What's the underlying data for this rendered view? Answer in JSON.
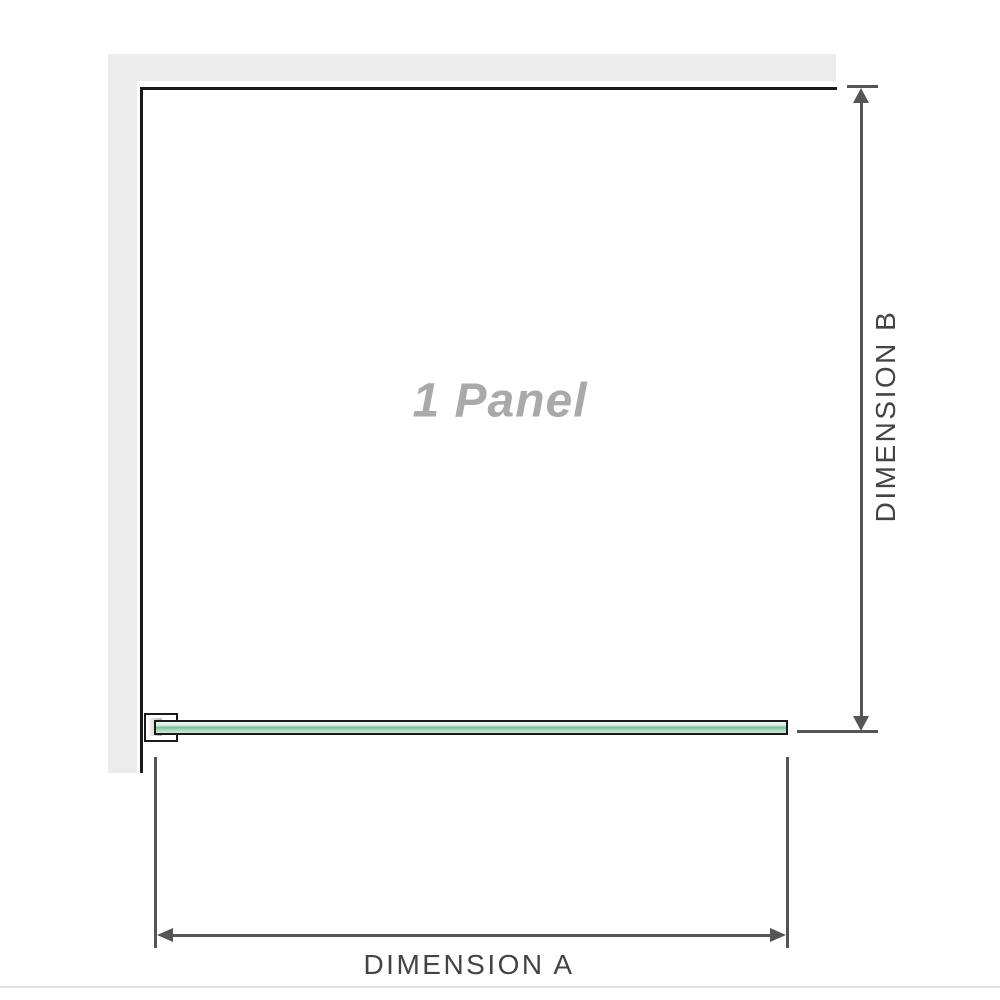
{
  "diagram": {
    "panel_label": "1 Panel",
    "dimension_a_label": "DIMENSION A",
    "dimension_b_label": "DIMENSION B"
  },
  "colors": {
    "wall": "#ececec",
    "outline": "#1a1a1a",
    "dimension_lines": "#555555",
    "dimension_text": "#444444",
    "panel_text": "#a9a9a9",
    "glass_light": "#d5eede",
    "glass_mid": "#9ed2b3",
    "glass_dark": "#7fb899",
    "divider": "#e0e0dd"
  }
}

□ □ □ □ □ □ □

Job:
Write the records out once more, exactly as they appear, with no pictures.

Final answer:
What's the underlying data for this rendered view? Answer in JSON.
{
  "diagram": {
    "panel_label": "1 Panel",
    "dimension_a_label": "DIMENSION A",
    "dimension_b_label": "DIMENSION B"
  },
  "colors": {
    "wall": "#ececec",
    "outline": "#1a1a1a",
    "dimension_lines": "#555555",
    "dimension_text": "#444444",
    "panel_text": "#a9a9a9",
    "glass_light": "#d5eede",
    "glass_mid": "#9ed2b3",
    "glass_dark": "#7fb899",
    "divider": "#e0e0dd"
  }
}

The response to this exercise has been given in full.